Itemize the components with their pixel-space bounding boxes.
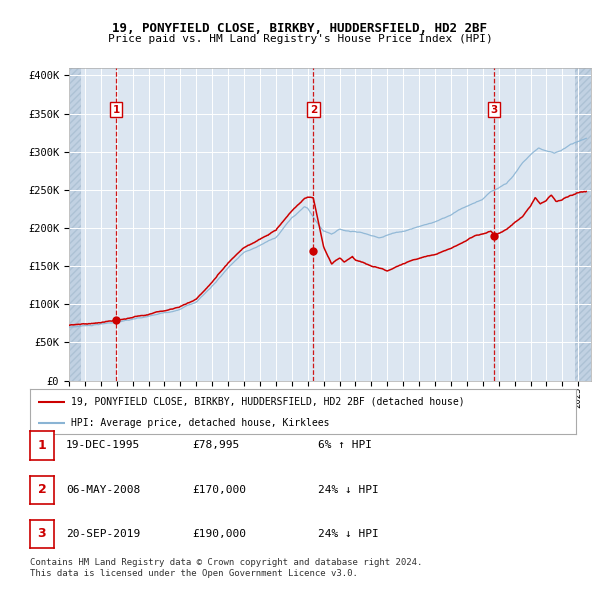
Text: HPI: Average price, detached house, Kirklees: HPI: Average price, detached house, Kirk… bbox=[71, 418, 329, 428]
Text: £170,000: £170,000 bbox=[192, 485, 246, 494]
Text: 3: 3 bbox=[491, 105, 498, 115]
Text: 24% ↓ HPI: 24% ↓ HPI bbox=[318, 529, 379, 539]
Text: £78,995: £78,995 bbox=[192, 441, 239, 450]
Text: 24% ↓ HPI: 24% ↓ HPI bbox=[318, 485, 379, 494]
Text: 2: 2 bbox=[310, 105, 317, 115]
Bar bbox=[69, 68, 81, 381]
Text: 19, PONYFIELD CLOSE, BIRKBY, HUDDERSFIELD, HD2 2BF (detached house): 19, PONYFIELD CLOSE, BIRKBY, HUDDERSFIEL… bbox=[71, 397, 464, 407]
Text: 20-SEP-2019: 20-SEP-2019 bbox=[66, 529, 140, 539]
Bar bbox=[575, 68, 591, 381]
Text: Price paid vs. HM Land Registry's House Price Index (HPI): Price paid vs. HM Land Registry's House … bbox=[107, 34, 493, 44]
Text: 1: 1 bbox=[112, 105, 120, 115]
Text: 06-MAY-2008: 06-MAY-2008 bbox=[66, 485, 140, 494]
Text: This data is licensed under the Open Government Licence v3.0.: This data is licensed under the Open Gov… bbox=[30, 569, 358, 578]
Text: Contains HM Land Registry data © Crown copyright and database right 2024.: Contains HM Land Registry data © Crown c… bbox=[30, 558, 422, 566]
Text: 19, PONYFIELD CLOSE, BIRKBY, HUDDERSFIELD, HD2 2BF: 19, PONYFIELD CLOSE, BIRKBY, HUDDERSFIEL… bbox=[113, 22, 487, 35]
Text: £190,000: £190,000 bbox=[192, 529, 246, 539]
Text: 1: 1 bbox=[38, 439, 46, 452]
Text: 2: 2 bbox=[38, 483, 46, 496]
Text: 19-DEC-1995: 19-DEC-1995 bbox=[66, 441, 140, 450]
Text: 6% ↑ HPI: 6% ↑ HPI bbox=[318, 441, 372, 450]
Text: 3: 3 bbox=[38, 527, 46, 540]
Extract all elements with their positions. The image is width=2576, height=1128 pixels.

* * * * *

* WHAT TO WORK ON *
Extract the items starting with the line that contains "Text: HPI: Average" and going on through the line that contains "Text: £78,995: £78,995", and reproduce those lines word for word.

* OUTPUT BELOW *
Text: HPI: Average price, detached house, Kirklees: HPI: Average price, detached house, Kirk… bbox=[71, 418, 329, 428]
Text: £170,000: £170,000 bbox=[192, 485, 246, 494]
Text: 3: 3 bbox=[491, 105, 498, 115]
Text: 24% ↓ HPI: 24% ↓ HPI bbox=[318, 529, 379, 539]
Text: £78,995: £78,995 bbox=[192, 441, 239, 450]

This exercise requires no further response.